---------- Stored data ----------
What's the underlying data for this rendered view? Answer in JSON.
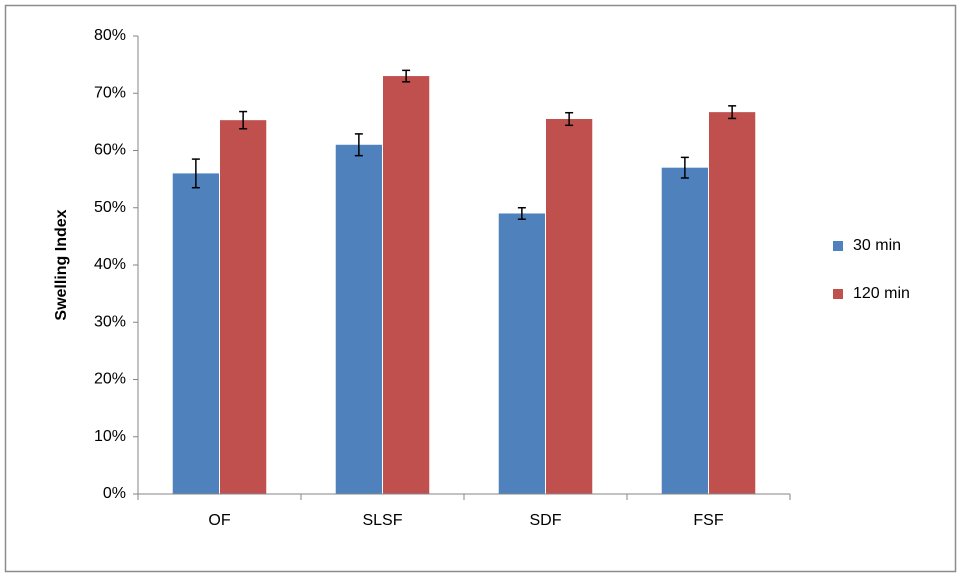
{
  "chart_data": {
    "type": "bar",
    "y_label": "Swelling Index",
    "categories": [
      "OF",
      "SLSF",
      "SDF",
      "FSF"
    ],
    "series": [
      {
        "name": "30 min",
        "color": "#4f81bd",
        "values": [
          56,
          61,
          49,
          57
        ],
        "errors": [
          2.5,
          1.9,
          1,
          1.8
        ]
      },
      {
        "name": "120 min",
        "color": "#c0504d",
        "values": [
          65.3,
          73,
          65.5,
          66.7
        ],
        "errors": [
          1.5,
          1,
          1.1,
          1.1
        ]
      }
    ],
    "ylim": [
      0,
      80
    ],
    "yticks": [
      {
        "value": 0,
        "label": "0%"
      },
      {
        "value": 10,
        "label": "10%"
      },
      {
        "value": 20,
        "label": "20%"
      },
      {
        "value": 30,
        "label": "30%"
      },
      {
        "value": 40,
        "label": "40%"
      },
      {
        "value": 50,
        "label": "50%"
      },
      {
        "value": 60,
        "label": "60%"
      },
      {
        "value": 70,
        "label": "70%"
      },
      {
        "value": 80,
        "label": "80%"
      }
    ],
    "legend": "right",
    "grid": false
  }
}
----------
> _What is being asked_:
In your copy, leave out the pictures and reproduce the material above exactly.

> _Result of the exercise_:
What's the underlying data for this rendered view? Answer in JSON.
{
  "chart_data": {
    "type": "bar",
    "y_label": "Swelling Index",
    "categories": [
      "OF",
      "SLSF",
      "SDF",
      "FSF"
    ],
    "series": [
      {
        "name": "30 min",
        "color": "#4f81bd",
        "values": [
          56,
          61,
          49,
          57
        ],
        "errors": [
          2.5,
          1.9,
          1,
          1.8
        ]
      },
      {
        "name": "120 min",
        "color": "#c0504d",
        "values": [
          65.3,
          73,
          65.5,
          66.7
        ],
        "errors": [
          1.5,
          1,
          1.1,
          1.1
        ]
      }
    ],
    "ylim": [
      0,
      80
    ],
    "yticks": [
      {
        "value": 0,
        "label": "0%"
      },
      {
        "value": 10,
        "label": "10%"
      },
      {
        "value": 20,
        "label": "20%"
      },
      {
        "value": 30,
        "label": "30%"
      },
      {
        "value": 40,
        "label": "40%"
      },
      {
        "value": 50,
        "label": "50%"
      },
      {
        "value": 60,
        "label": "60%"
      },
      {
        "value": 70,
        "label": "70%"
      },
      {
        "value": 80,
        "label": "80%"
      }
    ],
    "legend": "right",
    "grid": false
  }
}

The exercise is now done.